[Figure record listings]
********************

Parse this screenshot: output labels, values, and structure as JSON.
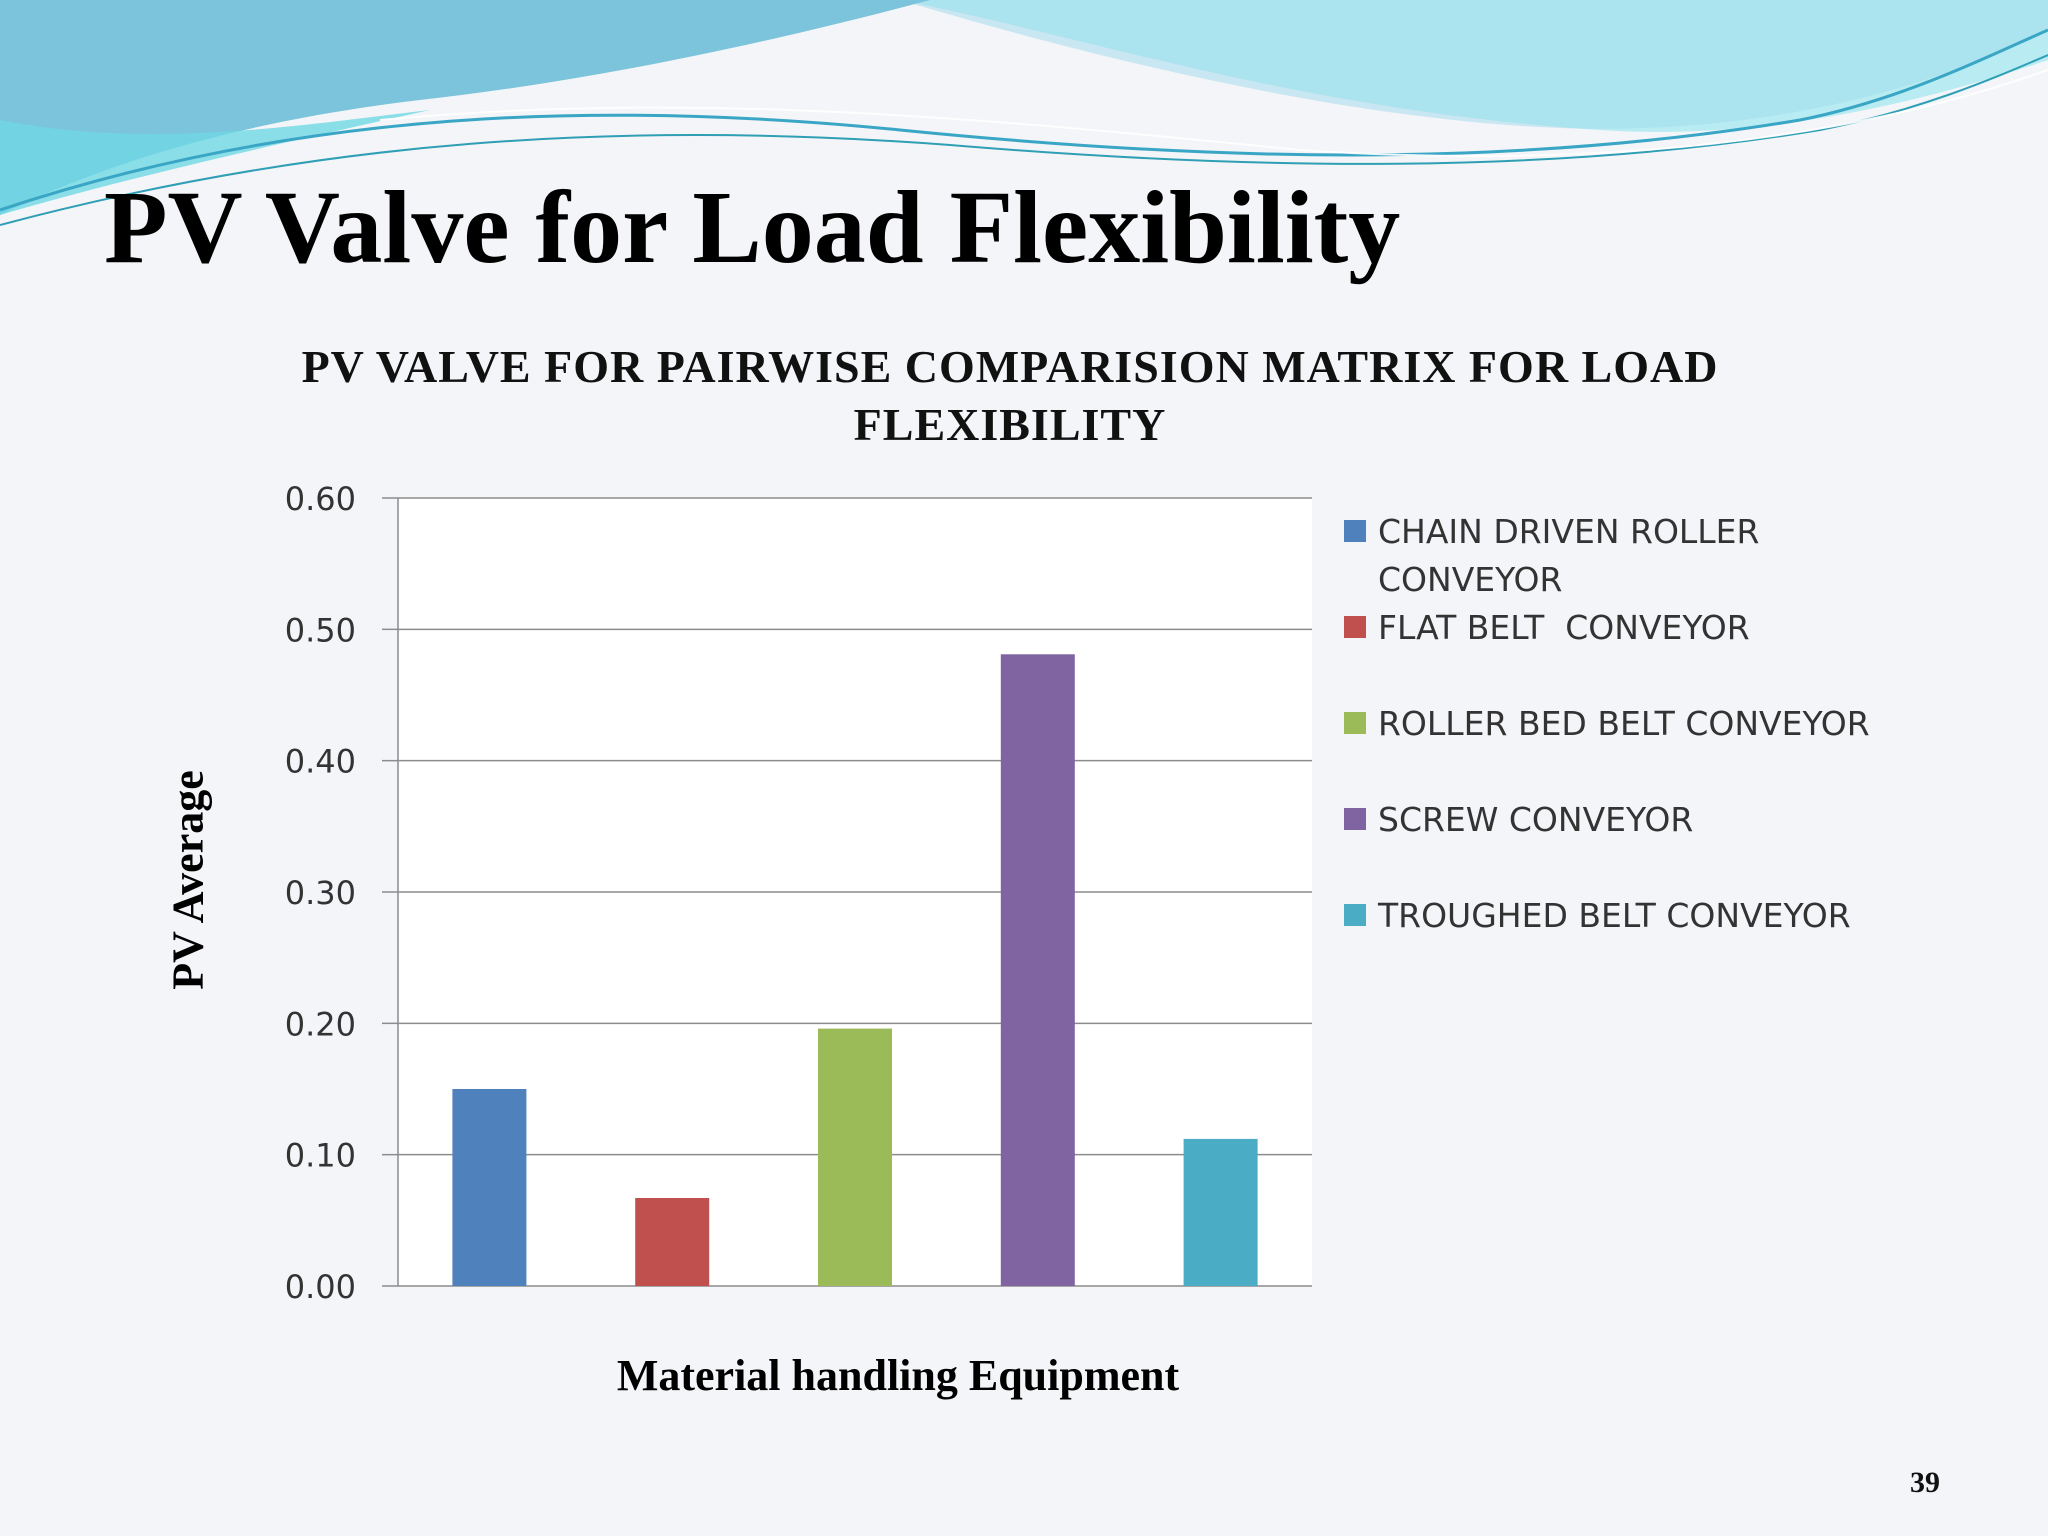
{
  "slide": {
    "title": "PV Valve for Load Flexibility",
    "page_number": "39"
  },
  "colors": {
    "background": "#f4f5f8",
    "wave_primary": "#7cc4dc",
    "wave_secondary": "#86e3ec",
    "grid": "#8c8c8c"
  },
  "chart_data": {
    "type": "bar",
    "title": "PV VALVE FOR PAIRWISE COMPARISION MATRIX FOR LOAD FLEXIBILITY",
    "xlabel": "Material handling Equipment",
    "ylabel": "PV Average",
    "ylim": [
      0,
      0.6
    ],
    "yticks": [
      "0.00",
      "0.10",
      "0.20",
      "0.30",
      "0.40",
      "0.50",
      "0.60"
    ],
    "grid": true,
    "legend_position": "right",
    "series": [
      {
        "name": "CHAIN DRIVEN ROLLER CONVEYOR",
        "value": 0.15,
        "color": "#4f81bd"
      },
      {
        "name": "FLAT BELT  CONVEYOR",
        "value": 0.067,
        "color": "#c0504d"
      },
      {
        "name": "ROLLER BED BELT CONVEYOR",
        "value": 0.196,
        "color": "#9bbb59"
      },
      {
        "name": "SCREW CONVEYOR",
        "value": 0.481,
        "color": "#8064a2"
      },
      {
        "name": "TROUGHED BELT CONVEYOR",
        "value": 0.112,
        "color": "#4bacc6"
      }
    ]
  }
}
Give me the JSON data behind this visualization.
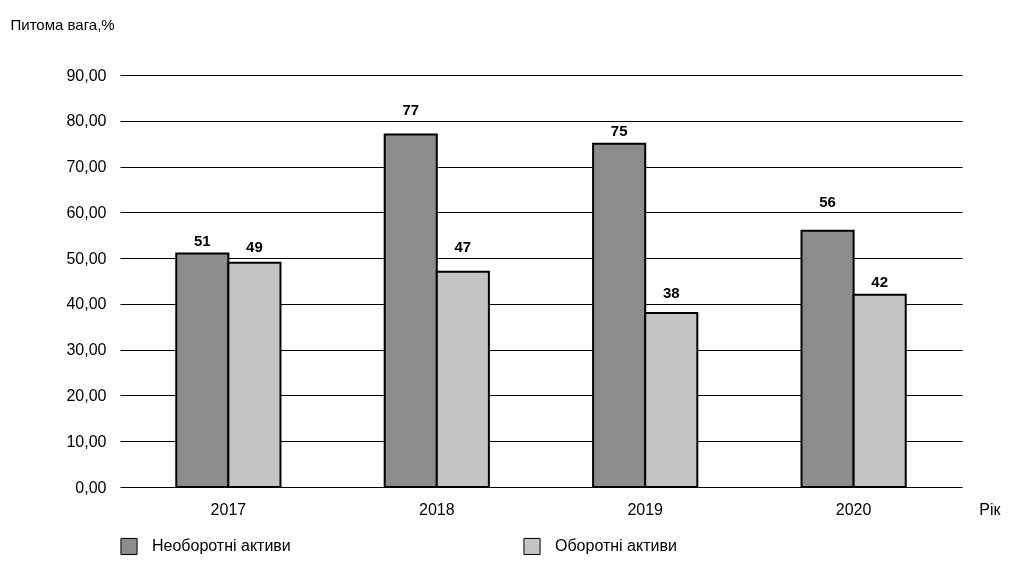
{
  "chart_data": {
    "type": "bar",
    "ylabel": "Питома вага,%",
    "xlabel": "Рік",
    "categories": [
      "2017",
      "2018",
      "2019",
      "2020"
    ],
    "series": [
      {
        "name": "Необоротні активи",
        "color": "#8c8c8c",
        "values": [
          51,
          77,
          75,
          56
        ]
      },
      {
        "name": "Оборотні активи",
        "color": "#c4c4c4",
        "values": [
          49,
          47,
          38,
          42
        ]
      }
    ],
    "ylim": [
      0,
      90
    ],
    "yticks": [
      {
        "value": 0,
        "label": "0,00"
      },
      {
        "value": 10,
        "label": "10,00"
      },
      {
        "value": 20,
        "label": "20,00"
      },
      {
        "value": 30,
        "label": "30,00"
      },
      {
        "value": 40,
        "label": "40,00"
      },
      {
        "value": 50,
        "label": "50,00"
      },
      {
        "value": 60,
        "label": "60,00"
      },
      {
        "value": 70,
        "label": "70,00"
      },
      {
        "value": 80,
        "label": "80,00"
      },
      {
        "value": 90,
        "label": "90,00"
      }
    ],
    "grid": "y",
    "legend": "bottom",
    "data_labels": true
  }
}
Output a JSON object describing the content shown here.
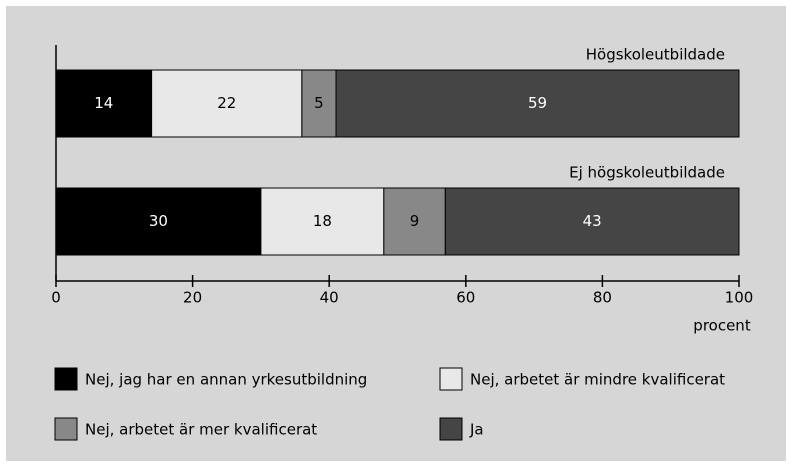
{
  "chart_data": {
    "type": "stacked_barh",
    "categories": [
      "Högskoleutbildade",
      "Ej högskoleutbildade"
    ],
    "series": [
      {
        "name": "Nej, jag har en annan yrkesutbildning",
        "color": "#000000",
        "values": [
          14,
          30
        ]
      },
      {
        "name": "Nej, arbetet är mindre kvalificerat",
        "color": "#e8e8e8",
        "values": [
          22,
          18
        ]
      },
      {
        "name": "Nej, arbetet är mer kvalificerat",
        "color": "#888888",
        "values": [
          5,
          9
        ]
      },
      {
        "name": "Ja",
        "color": "#454545",
        "values": [
          59,
          43
        ]
      }
    ],
    "xlim": [
      0,
      100
    ],
    "xticks": [
      0,
      20,
      40,
      60,
      80,
      100
    ],
    "xlabel": "procent"
  }
}
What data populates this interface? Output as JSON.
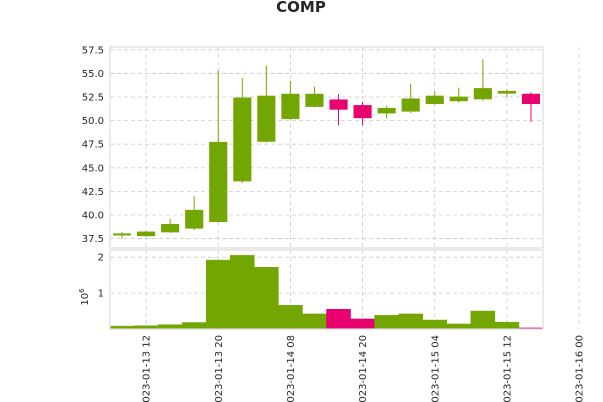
{
  "chart_data": {
    "type": "candlestick",
    "title": "COMP",
    "x_tick_labels": [
      "023-01-13 12",
      "023-01-13 20",
      "023-01-14 08",
      "023-01-14 20",
      "023-01-15 04",
      "023-01-15 12",
      "023-01-16 00"
    ],
    "y_price": {
      "ylim": [
        36.5,
        57.8
      ],
      "ticks": [
        "37.5",
        "40.0",
        "42.5",
        "45.0",
        "47.5",
        "50.0",
        "52.5",
        "55.0",
        "57.5"
      ]
    },
    "y_volume": {
      "ylim": [
        0,
        2.2
      ],
      "ticks": [
        "1",
        "2"
      ],
      "scale_label": "10",
      "scale_exponent": "6"
    },
    "colors": {
      "up": "#73a600",
      "down": "#e8006e",
      "grid": "#cccccc",
      "frame": "#dddddd"
    },
    "candles": [
      {
        "open": 37.9,
        "high": 38.2,
        "low": 37.5,
        "close": 38.0,
        "volume": 0.08
      },
      {
        "open": 37.8,
        "high": 38.3,
        "low": 37.7,
        "close": 38.2,
        "volume": 0.09
      },
      {
        "open": 38.2,
        "high": 39.6,
        "low": 38.1,
        "close": 39.0,
        "volume": 0.12
      },
      {
        "open": 38.6,
        "high": 42.0,
        "low": 38.4,
        "close": 40.5,
        "volume": 0.18
      },
      {
        "open": 39.3,
        "high": 55.3,
        "low": 39.2,
        "close": 47.7,
        "volume": 1.92
      },
      {
        "open": 43.6,
        "high": 54.5,
        "low": 43.4,
        "close": 52.4,
        "volume": 2.05
      },
      {
        "open": 47.8,
        "high": 55.8,
        "low": 47.7,
        "close": 52.6,
        "volume": 1.72
      },
      {
        "open": 50.2,
        "high": 54.2,
        "low": 50.1,
        "close": 52.8,
        "volume": 0.66
      },
      {
        "open": 51.5,
        "high": 53.6,
        "low": 51.4,
        "close": 52.8,
        "volume": 0.42
      },
      {
        "open": 52.2,
        "high": 52.8,
        "low": 49.5,
        "close": 51.2,
        "volume": 0.55
      },
      {
        "open": 51.6,
        "high": 52.0,
        "low": 49.5,
        "close": 50.3,
        "volume": 0.28
      },
      {
        "open": 50.8,
        "high": 51.6,
        "low": 50.2,
        "close": 51.3,
        "volume": 0.38
      },
      {
        "open": 51.0,
        "high": 53.9,
        "low": 50.8,
        "close": 52.3,
        "volume": 0.42
      },
      {
        "open": 51.8,
        "high": 53.1,
        "low": 51.7,
        "close": 52.6,
        "volume": 0.25
      },
      {
        "open": 52.1,
        "high": 53.5,
        "low": 51.9,
        "close": 52.5,
        "volume": 0.14
      },
      {
        "open": 52.3,
        "high": 56.5,
        "low": 52.1,
        "close": 53.4,
        "volume": 0.5
      },
      {
        "open": 52.9,
        "high": 53.3,
        "low": 52.5,
        "close": 53.1,
        "volume": 0.19
      },
      {
        "open": 52.8,
        "high": 53.0,
        "low": 49.9,
        "close": 51.8,
        "volume": 0.03
      }
    ]
  }
}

********************

[What you have to do]
Provide the number of lines in these entries that hold the word "arbetet", without any accompanying text.

[Result of the exercise]
2